▶ Task statement
Locate the word "this" in the data below, then copy every line that holds it.

▶ The records
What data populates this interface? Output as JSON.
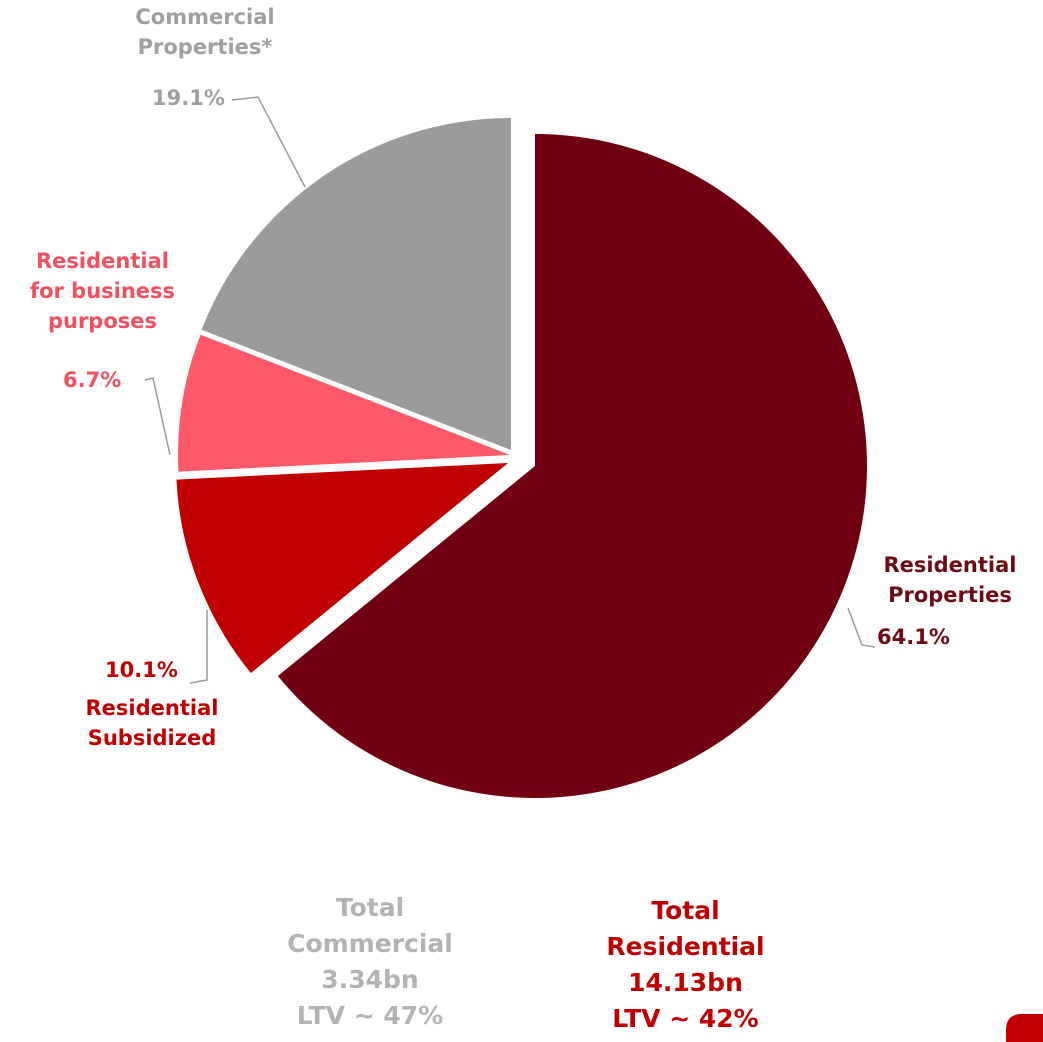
{
  "chart_data": {
    "type": "pie",
    "title": "",
    "slices": [
      {
        "label": "Residential Properties",
        "value": 64.1,
        "value_label": "64.1%",
        "color": "#70000f",
        "label_color": "#6e0a14"
      },
      {
        "label": "Residential Subsidized",
        "value": 10.1,
        "value_label": "10.1%",
        "color": "#c00000",
        "label_color": "#c00000"
      },
      {
        "label": "Residential for business purposes",
        "value": 6.7,
        "value_label": "6.7%",
        "color": "#ff596a",
        "label_color": "#f05060"
      },
      {
        "label": "Commercial Properties*",
        "value": 19.1,
        "value_label": "19.1%",
        "color": "#9b9b9b",
        "label_color": "#a0a0a0"
      }
    ],
    "label_lines": {
      "residential_properties": [
        "Residential",
        "Properties"
      ],
      "residential_subsidized": [
        "Residential",
        "Subsidized"
      ],
      "business": [
        "Residential",
        "for business",
        "purposes"
      ],
      "commercial": [
        "Commercial",
        "Properties*"
      ]
    }
  },
  "totals": {
    "commercial": {
      "lines": [
        "Total",
        "Commercial",
        "3.34bn",
        "LTV ~ 47%"
      ],
      "color": "#b3b3b3"
    },
    "residential": {
      "lines": [
        "Total",
        "Residential",
        "14.13bn",
        "LTV ~ 42%"
      ],
      "color": "#c00000"
    }
  },
  "colors": {
    "leader_line": "#9a9a9a",
    "background": "#ffffff",
    "corner_icon": "#c00000"
  }
}
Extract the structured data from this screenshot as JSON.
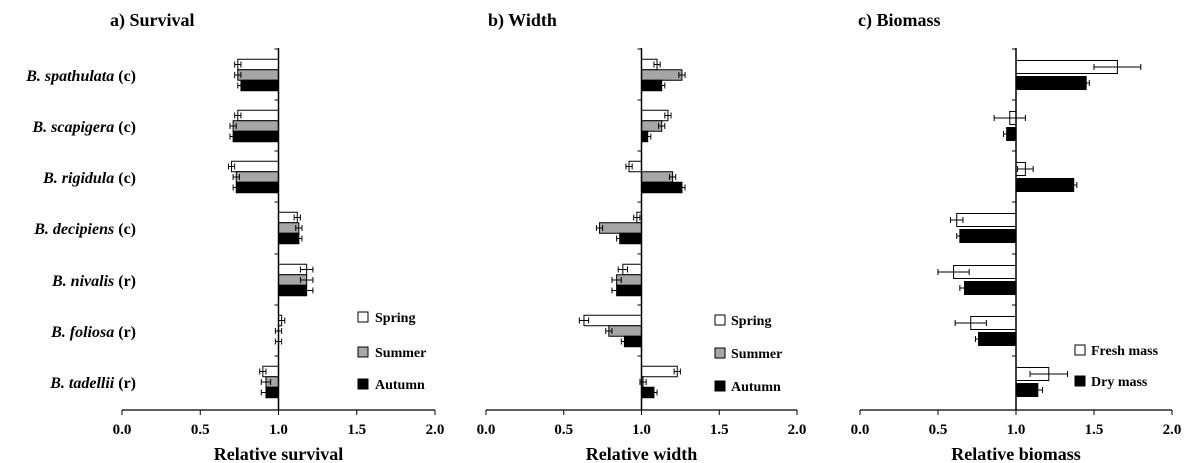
{
  "species": [
    {
      "name": "B. spathulata",
      "tag": "(c)"
    },
    {
      "name": "B. scapigera",
      "tag": "(c)"
    },
    {
      "name": "B. rigidula",
      "tag": "(c)"
    },
    {
      "name": "B. decipiens",
      "tag": "(c)"
    },
    {
      "name": "B. nivalis",
      "tag": "(r)"
    },
    {
      "name": "B. foliosa",
      "tag": "(r)"
    },
    {
      "name": "B. tadellii",
      "tag": "(r)"
    }
  ],
  "colors": {
    "white": "#ffffff",
    "gray": "#a6a6a6",
    "black": "#000000"
  },
  "chart_data": [
    {
      "type": "bar",
      "orientation": "horizontal",
      "title": "a) Survival",
      "xlabel": "Relative survival",
      "xlim": [
        0.0,
        2.0
      ],
      "xticks": [
        "0.0",
        "0.5",
        "1.0",
        "1.5",
        "2.0"
      ],
      "baseline": 1.0,
      "legend_position": "bottom-right",
      "categories": [
        "B. spathulata (c)",
        "B. scapigera (c)",
        "B. rigidula (c)",
        "B. decipiens (c)",
        "B. nivalis (r)",
        "B. foliosa (r)",
        "B. tadellii (r)"
      ],
      "series": [
        {
          "name": "Spring",
          "color": "white",
          "values": [
            0.74,
            0.74,
            0.7,
            1.12,
            1.18,
            1.02,
            0.9
          ],
          "errors": [
            0.02,
            0.02,
            0.02,
            0.02,
            0.04,
            0.02,
            0.02
          ]
        },
        {
          "name": "Summer",
          "color": "gray",
          "values": [
            0.74,
            0.71,
            0.73,
            1.13,
            1.18,
            1.0,
            0.92
          ],
          "errors": [
            0.02,
            0.02,
            0.02,
            0.02,
            0.04,
            0.02,
            0.03
          ]
        },
        {
          "name": "Autumn",
          "color": "black",
          "values": [
            0.76,
            0.71,
            0.73,
            1.13,
            1.18,
            1.0,
            0.92
          ],
          "errors": [
            0.02,
            0.02,
            0.02,
            0.02,
            0.04,
            0.02,
            0.03
          ]
        }
      ]
    },
    {
      "type": "bar",
      "orientation": "horizontal",
      "title": "b) Width",
      "xlabel": "Relative width",
      "xlim": [
        0.0,
        2.0
      ],
      "xticks": [
        "0.0",
        "0.5",
        "1.0",
        "1.5",
        "2.0"
      ],
      "baseline": 1.0,
      "legend_position": "bottom-right",
      "categories": [
        "B. spathulata (c)",
        "B. scapigera (c)",
        "B. rigidula (c)",
        "B. decipiens (c)",
        "B. nivalis (r)",
        "B. foliosa (r)",
        "B. tadellii (r)"
      ],
      "series": [
        {
          "name": "Spring",
          "color": "white",
          "values": [
            1.1,
            1.17,
            0.92,
            0.97,
            0.88,
            0.63,
            1.23
          ],
          "errors": [
            0.02,
            0.02,
            0.02,
            0.02,
            0.03,
            0.03,
            0.02
          ]
        },
        {
          "name": "Summer",
          "color": "gray",
          "values": [
            1.26,
            1.13,
            1.2,
            0.73,
            0.84,
            0.79,
            1.01
          ],
          "errors": [
            0.02,
            0.02,
            0.02,
            0.02,
            0.03,
            0.02,
            0.02
          ]
        },
        {
          "name": "Autumn",
          "color": "black",
          "values": [
            1.13,
            1.04,
            1.26,
            0.86,
            0.84,
            0.89,
            1.08
          ],
          "errors": [
            0.02,
            0.02,
            0.02,
            0.02,
            0.03,
            0.02,
            0.02
          ]
        }
      ]
    },
    {
      "type": "bar",
      "orientation": "horizontal",
      "title": "c) Biomass",
      "xlabel": "Relative biomass",
      "xlim": [
        0.0,
        2.0
      ],
      "xticks": [
        "0.0",
        "0.5",
        "1.0",
        "1.5",
        "2.0"
      ],
      "baseline": 1.0,
      "legend_position": "bottom-right",
      "categories": [
        "B. spathulata (c)",
        "B. scapigera (c)",
        "B. rigidula (c)",
        "B. decipiens (c)",
        "B. nivalis (r)",
        "B. foliosa (r)",
        "B. tadellii (r)"
      ],
      "series": [
        {
          "name": "Fresh mass",
          "color": "white",
          "values": [
            1.65,
            0.96,
            1.06,
            0.62,
            0.6,
            0.71,
            1.21
          ],
          "errors": [
            0.15,
            0.1,
            0.05,
            0.04,
            0.1,
            0.1,
            0.12
          ]
        },
        {
          "name": "Dry mass",
          "color": "black",
          "values": [
            1.45,
            0.94,
            1.37,
            0.64,
            0.67,
            0.76,
            1.14
          ],
          "errors": [
            0.02,
            0.02,
            0.02,
            0.02,
            0.03,
            0.02,
            0.03
          ]
        }
      ]
    }
  ]
}
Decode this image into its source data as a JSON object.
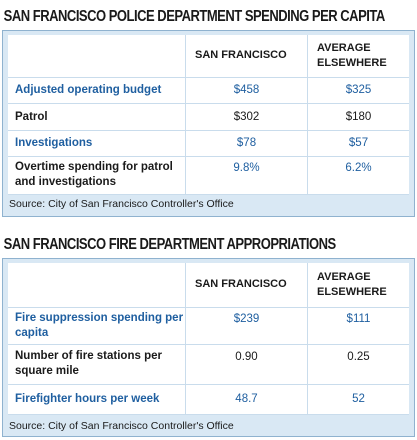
{
  "police": {
    "title": "SAN FRANCISCO POLICE DEPARTMENT SPENDING PER CAPITA",
    "columns": [
      "SAN FRANCISCO",
      "AVERAGE ELSEWHERE"
    ],
    "rows": [
      {
        "label": "Adjusted operating budget",
        "sf": "$458",
        "avg": "$325"
      },
      {
        "label": "Patrol",
        "sf": "$302",
        "avg": "$180"
      },
      {
        "label": "Investigations",
        "sf": "$78",
        "avg": "$57"
      },
      {
        "label": "Overtime spending for patrol and investigations",
        "sf": "9.8%",
        "avg": "6.2%"
      }
    ],
    "source": "Source: City of San Francisco Controller's Office"
  },
  "fire": {
    "title": "SAN FRANCISCO FIRE DEPARTMENT APPROPRIATIONS",
    "columns": [
      "SAN FRANCISCO",
      "AVERAGE ELSEWHERE"
    ],
    "rows": [
      {
        "label": "Fire suppression spending per capita",
        "sf": "$239",
        "avg": "$111"
      },
      {
        "label": "Number of fire stations per square mile",
        "sf": "0.90",
        "avg": "0.25"
      },
      {
        "label": "Firefighter hours per week",
        "sf": "48.7",
        "avg": "52"
      }
    ],
    "source": "Source: City of San Francisco Controller's Office"
  },
  "colors": {
    "panel_background": "#d9e8f4",
    "panel_border": "#8fb2cf",
    "accent_text": "#1f5fa0"
  }
}
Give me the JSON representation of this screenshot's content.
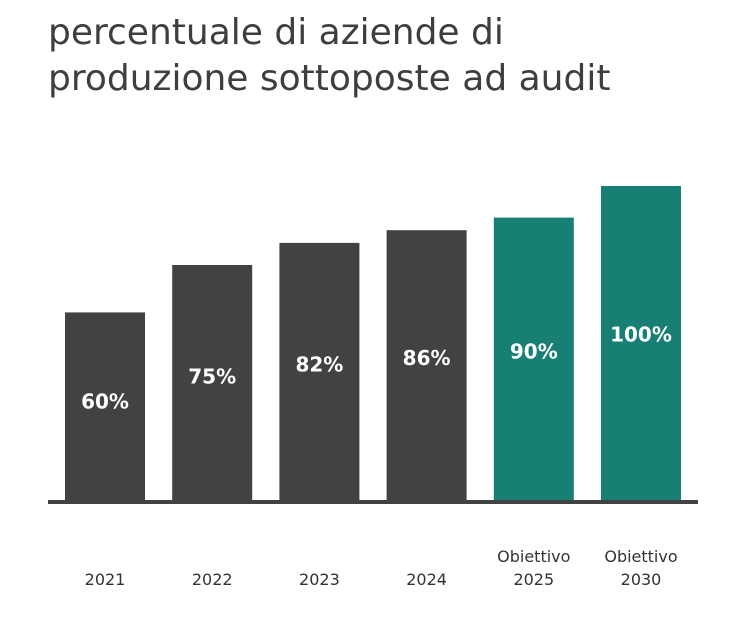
{
  "chart_data": {
    "type": "bar",
    "title_lines": [
      "percentuale di aziende di",
      "produzione sottoposte ad audit"
    ],
    "categories": [
      [
        "2021"
      ],
      [
        "2022"
      ],
      [
        "2023"
      ],
      [
        "2024"
      ],
      [
        "Obiettivo",
        "2025"
      ],
      [
        "Obiettivo",
        "2030"
      ]
    ],
    "values": [
      60,
      75,
      82,
      86,
      90,
      100
    ],
    "value_labels": [
      "60%",
      "75%",
      "82%",
      "86%",
      "90%",
      "100%"
    ],
    "bar_kinds": [
      "actual",
      "actual",
      "actual",
      "actual",
      "target",
      "target"
    ],
    "colors": {
      "actual": "#424242",
      "target": "#177f74",
      "axis": "#424242"
    },
    "ylim": [
      0,
      100
    ],
    "grid": false,
    "legend": "none"
  }
}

▶ Task result
What data populates this interface? Output as JSON.
Extract the structured data from this screenshot as JSON.
Decode this image into its source data as a JSON object.
Give me the JSON representation of this screenshot's content.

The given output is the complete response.